*** Entries

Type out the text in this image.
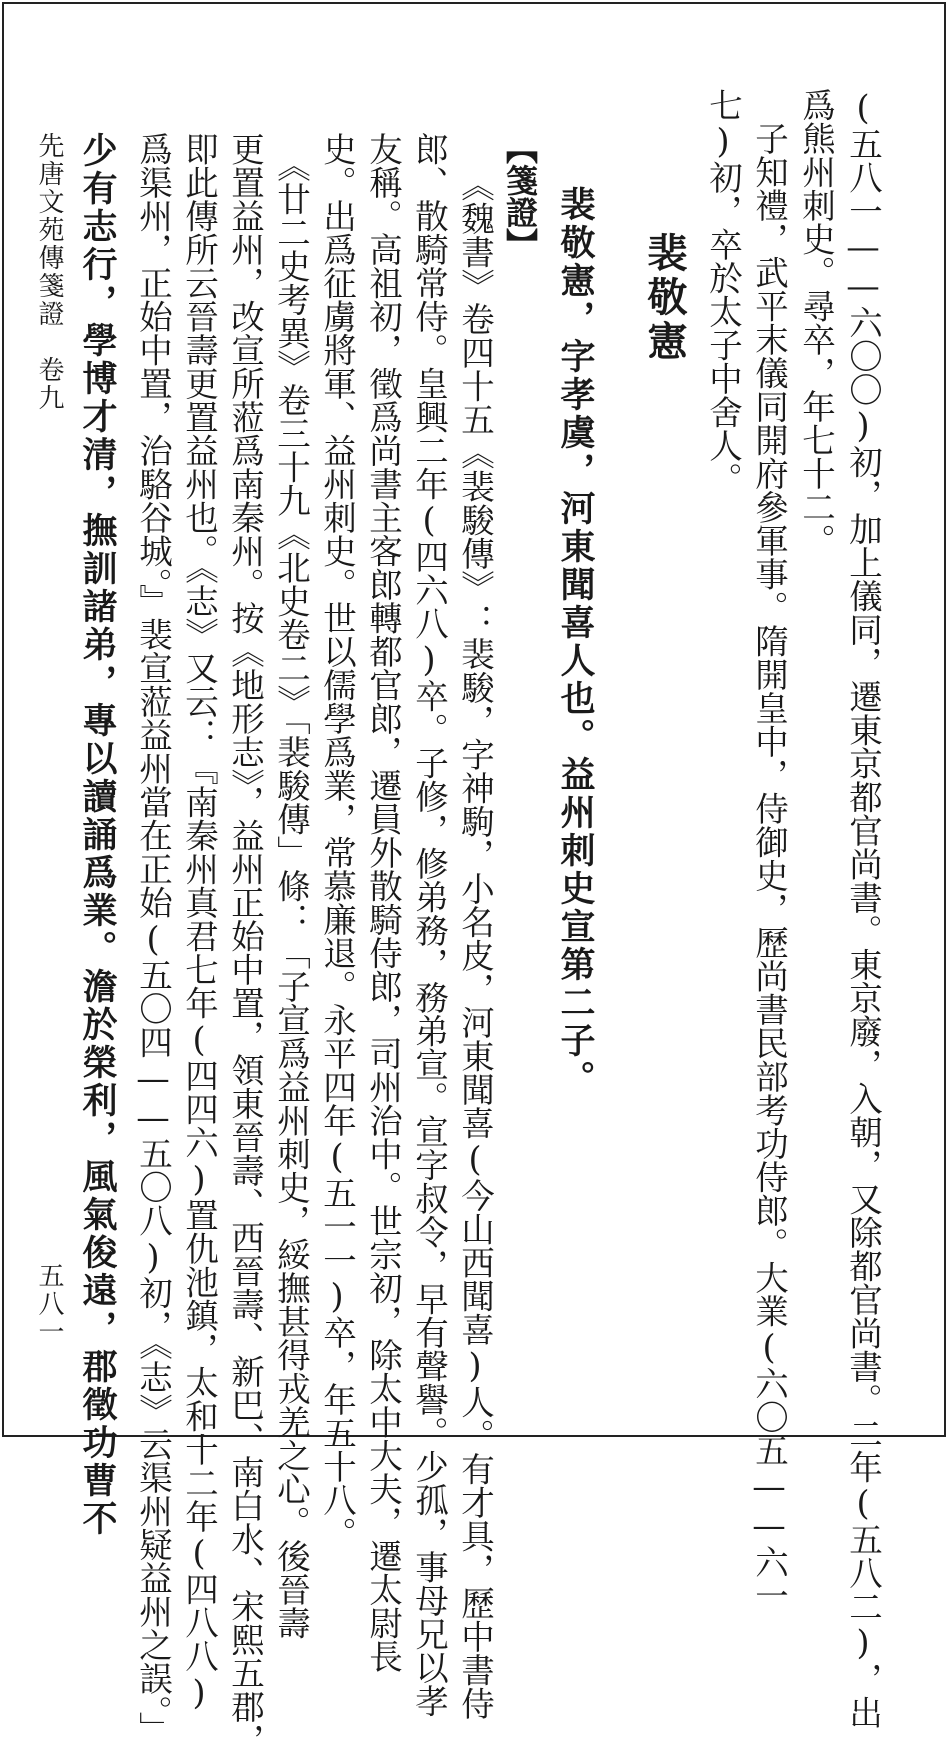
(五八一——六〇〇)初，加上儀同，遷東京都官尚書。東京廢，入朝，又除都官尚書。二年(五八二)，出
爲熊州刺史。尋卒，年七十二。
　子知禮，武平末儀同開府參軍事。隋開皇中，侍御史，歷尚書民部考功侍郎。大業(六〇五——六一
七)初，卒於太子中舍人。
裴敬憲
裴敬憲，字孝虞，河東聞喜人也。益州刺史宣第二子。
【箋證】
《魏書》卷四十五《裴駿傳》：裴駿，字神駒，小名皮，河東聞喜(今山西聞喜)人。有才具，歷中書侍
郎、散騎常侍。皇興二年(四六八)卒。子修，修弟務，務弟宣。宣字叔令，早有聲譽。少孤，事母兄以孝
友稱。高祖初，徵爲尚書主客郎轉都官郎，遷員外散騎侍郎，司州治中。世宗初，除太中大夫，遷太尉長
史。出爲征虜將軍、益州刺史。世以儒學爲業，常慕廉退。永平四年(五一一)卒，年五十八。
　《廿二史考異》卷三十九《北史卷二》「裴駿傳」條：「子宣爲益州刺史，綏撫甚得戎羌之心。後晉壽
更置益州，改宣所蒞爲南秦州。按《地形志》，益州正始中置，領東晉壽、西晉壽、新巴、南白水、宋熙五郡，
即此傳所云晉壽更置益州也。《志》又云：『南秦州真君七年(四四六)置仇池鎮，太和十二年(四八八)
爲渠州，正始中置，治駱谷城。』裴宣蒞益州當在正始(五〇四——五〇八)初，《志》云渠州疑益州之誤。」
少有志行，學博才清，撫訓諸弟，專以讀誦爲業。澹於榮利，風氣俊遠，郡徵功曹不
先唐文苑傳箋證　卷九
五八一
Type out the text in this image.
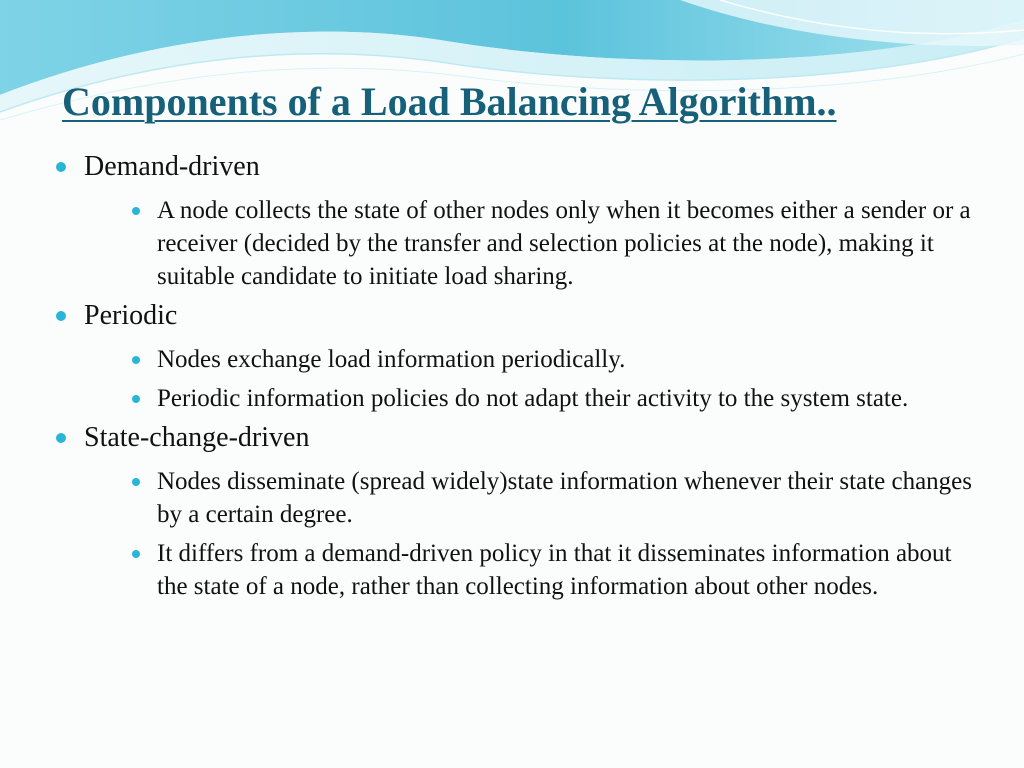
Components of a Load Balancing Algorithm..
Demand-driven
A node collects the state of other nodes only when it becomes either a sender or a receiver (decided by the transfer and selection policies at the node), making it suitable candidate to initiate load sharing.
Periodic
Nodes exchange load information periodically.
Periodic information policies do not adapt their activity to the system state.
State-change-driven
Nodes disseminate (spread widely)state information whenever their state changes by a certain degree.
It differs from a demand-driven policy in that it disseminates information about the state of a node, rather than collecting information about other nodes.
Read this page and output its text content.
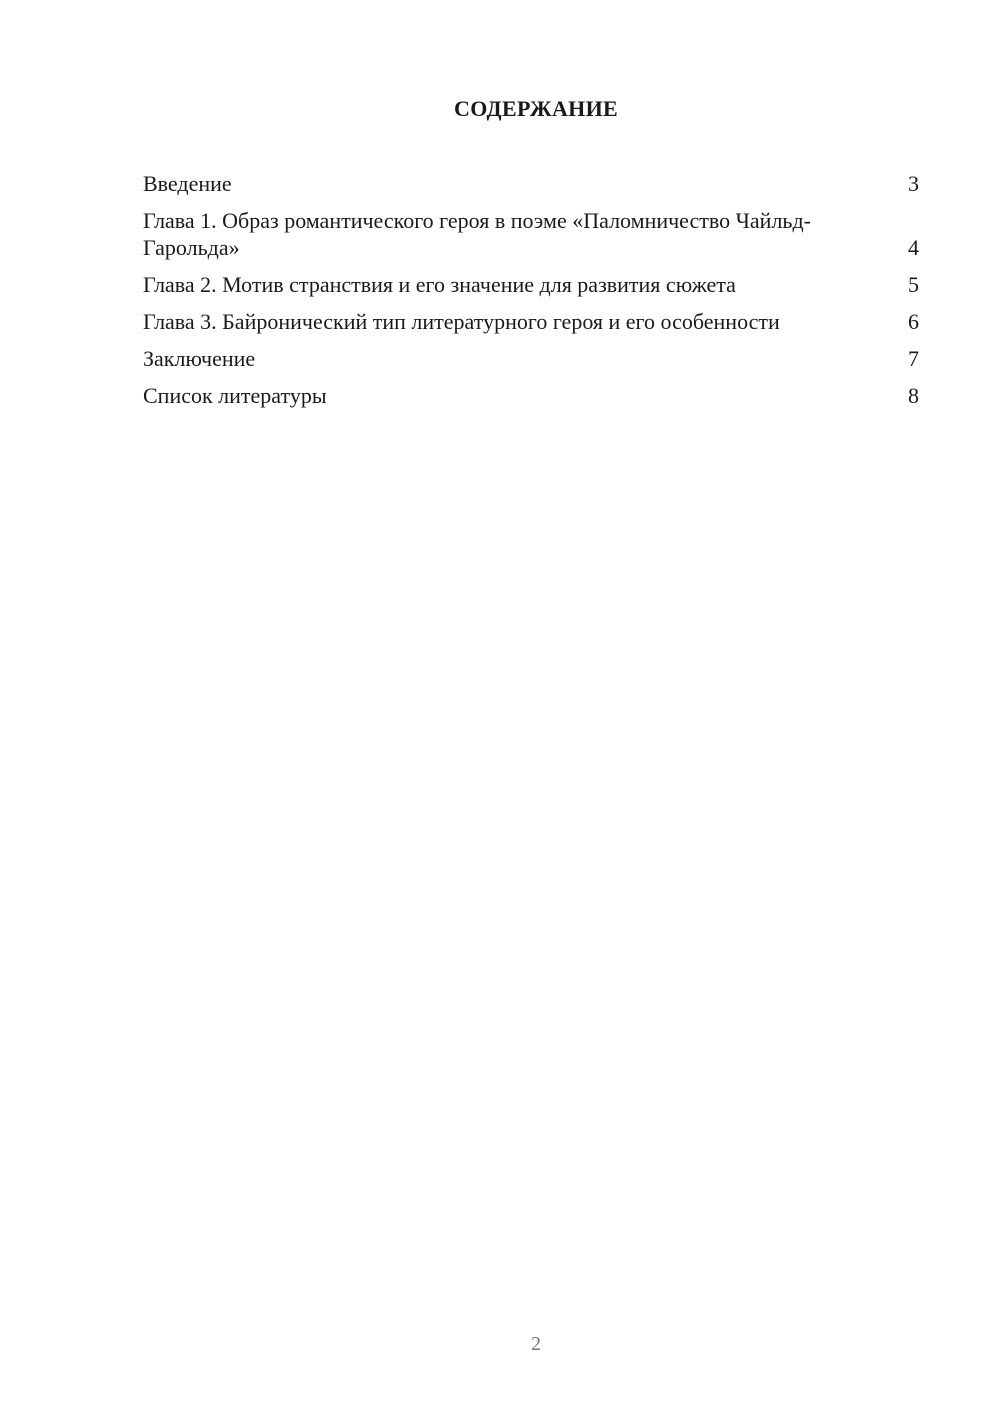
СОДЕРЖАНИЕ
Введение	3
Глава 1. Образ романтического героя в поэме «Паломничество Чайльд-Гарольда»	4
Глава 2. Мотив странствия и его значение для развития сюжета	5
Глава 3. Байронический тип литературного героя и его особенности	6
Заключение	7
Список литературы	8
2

******

What this task involves:
Copy all lines in the listing above where the string "driven" appears.

Answer in full:
Demand-driven
State-change-driven
It differs from a demand-driven policy in that it disseminates information about the state of a node, rather than collecting information about other nodes.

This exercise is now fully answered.